EXERCISE PROMPT: In the listing below, locate the lines that hold "upper" and copy them.

A run of records:

------------

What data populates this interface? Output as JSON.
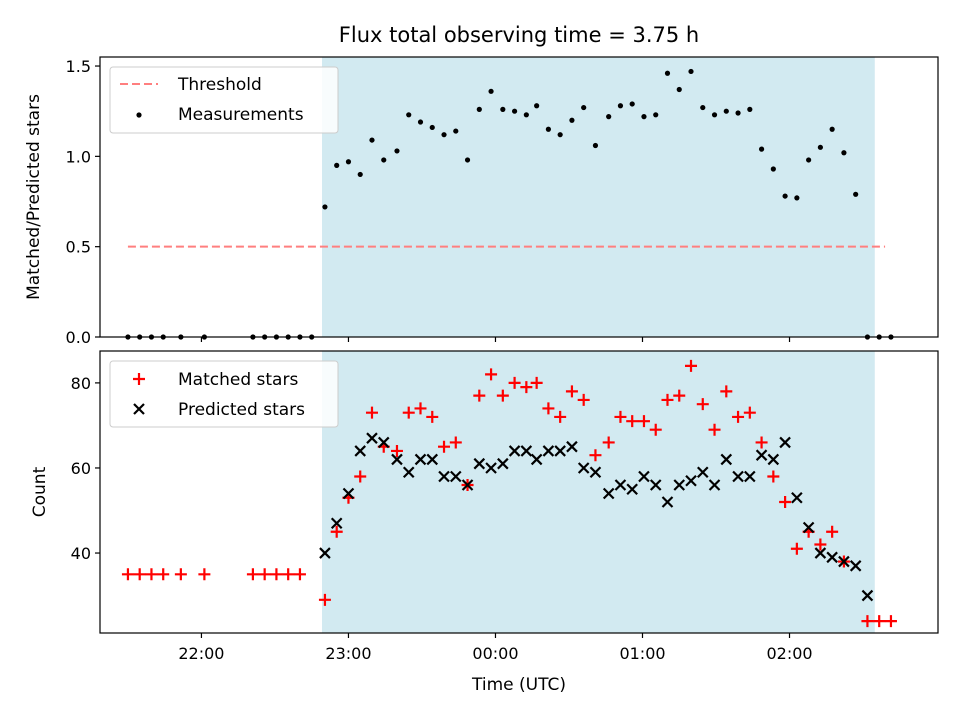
{
  "figure": {
    "title": "Flux total observing time = 3.75 h",
    "xlabel": "Time (UTC)",
    "xticks": [
      {
        "h": 22.0,
        "label": "22:00"
      },
      {
        "h": 23.0,
        "label": "23:00"
      },
      {
        "h": 24.0,
        "label": "00:00"
      },
      {
        "h": 25.0,
        "label": "01:00"
      },
      {
        "h": 26.0,
        "label": "02:00"
      }
    ],
    "xlim": [
      21.31,
      27.01
    ],
    "span": [
      22.82,
      26.58
    ],
    "colors": {
      "span": "#add8e6",
      "threshold": "#ff7f7f",
      "matched": "#ff0000",
      "predicted": "#000000"
    }
  },
  "chart_data": [
    {
      "type": "scatter",
      "ylabel": "Matched/Predicted stars",
      "ylim": [
        0,
        1.55
      ],
      "yticks": [
        {
          "v": 0,
          "label": "0.0"
        },
        {
          "v": 0.5,
          "label": "0.5"
        },
        {
          "v": 1.0,
          "label": "1.0"
        },
        {
          "v": 1.5,
          "label": "1.5"
        }
      ],
      "legend": {
        "placement": "upper-left",
        "threshold_label": "Threshold",
        "measurements_label": "Measurements"
      },
      "threshold": {
        "value": 0.5,
        "x_range": [
          21.5,
          26.65
        ]
      },
      "x": [
        21.5,
        21.58,
        21.66,
        21.74,
        21.86,
        22.02,
        22.35,
        22.43,
        22.51,
        22.59,
        22.67,
        22.75,
        22.84,
        22.92,
        23.0,
        23.08,
        23.16,
        23.24,
        23.33,
        23.41,
        23.49,
        23.57,
        23.65,
        23.73,
        23.81,
        23.89,
        23.97,
        24.05,
        24.13,
        24.21,
        24.28,
        24.36,
        24.44,
        24.52,
        24.6,
        24.68,
        24.77,
        24.85,
        24.93,
        25.01,
        25.09,
        25.17,
        25.25,
        25.33,
        25.41,
        25.49,
        25.57,
        25.65,
        25.73,
        25.81,
        25.89,
        25.97,
        26.05,
        26.13,
        26.21,
        26.29,
        26.37,
        26.45,
        26.53,
        26.61,
        26.69
      ],
      "y": [
        0,
        0,
        0,
        0,
        0,
        0,
        0,
        0,
        0,
        0,
        0,
        0,
        0.72,
        0.95,
        0.97,
        0.9,
        1.09,
        0.98,
        1.03,
        1.23,
        1.19,
        1.16,
        1.12,
        1.14,
        0.98,
        1.26,
        1.36,
        1.26,
        1.25,
        1.23,
        1.28,
        1.15,
        1.12,
        1.2,
        1.27,
        1.06,
        1.22,
        1.28,
        1.29,
        1.22,
        1.23,
        1.46,
        1.37,
        1.47,
        1.27,
        1.23,
        1.25,
        1.24,
        1.26,
        1.04,
        0.93,
        0.78,
        0.77,
        0.98,
        1.05,
        1.15,
        1.02,
        0.79,
        0,
        0,
        0
      ]
    },
    {
      "type": "scatter",
      "ylabel": "Count",
      "ylim": [
        21.2,
        87.5
      ],
      "yticks": [
        {
          "v": 40,
          "label": "40"
        },
        {
          "v": 60,
          "label": "60"
        },
        {
          "v": 80,
          "label": "80"
        }
      ],
      "legend": {
        "placement": "upper-left"
      },
      "series": [
        {
          "name": "Matched stars",
          "x": [
            21.5,
            21.58,
            21.66,
            21.74,
            21.86,
            22.02,
            22.35,
            22.43,
            22.51,
            22.59,
            22.67,
            22.84,
            22.92,
            23.0,
            23.08,
            23.16,
            23.24,
            23.33,
            23.41,
            23.49,
            23.57,
            23.65,
            23.73,
            23.81,
            23.89,
            23.97,
            24.05,
            24.13,
            24.21,
            24.28,
            24.36,
            24.44,
            24.52,
            24.6,
            24.68,
            24.77,
            24.85,
            24.93,
            25.01,
            25.09,
            25.17,
            25.25,
            25.33,
            25.41,
            25.49,
            25.57,
            25.65,
            25.73,
            25.81,
            25.89,
            25.97,
            26.05,
            26.13,
            26.21,
            26.29,
            26.37,
            26.53,
            26.61,
            26.69
          ],
          "y": [
            35,
            35,
            35,
            35,
            35,
            35,
            35,
            35,
            35,
            35,
            35,
            29,
            45,
            53,
            58,
            73,
            65,
            64,
            73,
            74,
            72,
            65,
            66,
            56,
            77,
            82,
            77,
            80,
            79,
            80,
            74,
            72,
            78,
            76,
            63,
            66,
            72,
            71,
            71,
            69,
            76,
            77,
            84,
            75,
            69,
            78,
            72,
            73,
            66,
            58,
            52,
            41,
            45,
            42,
            45,
            38,
            24,
            24,
            24
          ]
        },
        {
          "name": "Predicted stars",
          "x": [
            22.84,
            22.92,
            23.0,
            23.08,
            23.16,
            23.24,
            23.33,
            23.41,
            23.49,
            23.57,
            23.65,
            23.73,
            23.81,
            23.89,
            23.97,
            24.05,
            24.13,
            24.21,
            24.28,
            24.36,
            24.44,
            24.52,
            24.6,
            24.68,
            24.77,
            24.85,
            24.93,
            25.01,
            25.09,
            25.17,
            25.25,
            25.33,
            25.41,
            25.49,
            25.57,
            25.65,
            25.73,
            25.81,
            25.89,
            25.97,
            26.05,
            26.13,
            26.21,
            26.29,
            26.37,
            26.45
          ],
          "y": [
            40,
            47,
            54,
            64,
            67,
            66,
            62,
            59,
            62,
            62,
            58,
            58,
            56,
            61,
            60,
            61,
            64,
            64,
            62,
            64,
            64,
            65,
            60,
            59,
            54,
            56,
            55,
            58,
            56,
            52,
            56,
            57,
            59,
            56,
            62,
            58,
            58,
            63,
            62,
            66,
            53,
            46,
            40,
            39,
            38,
            37
          ]
        },
        {
          "name": "",
          "x": [
            26.53
          ],
          "y": [
            30
          ]
        }
      ]
    }
  ]
}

------------

ANSWER TO THE TASK:
        "placement": "upper-left",
        "placement": "upper-left"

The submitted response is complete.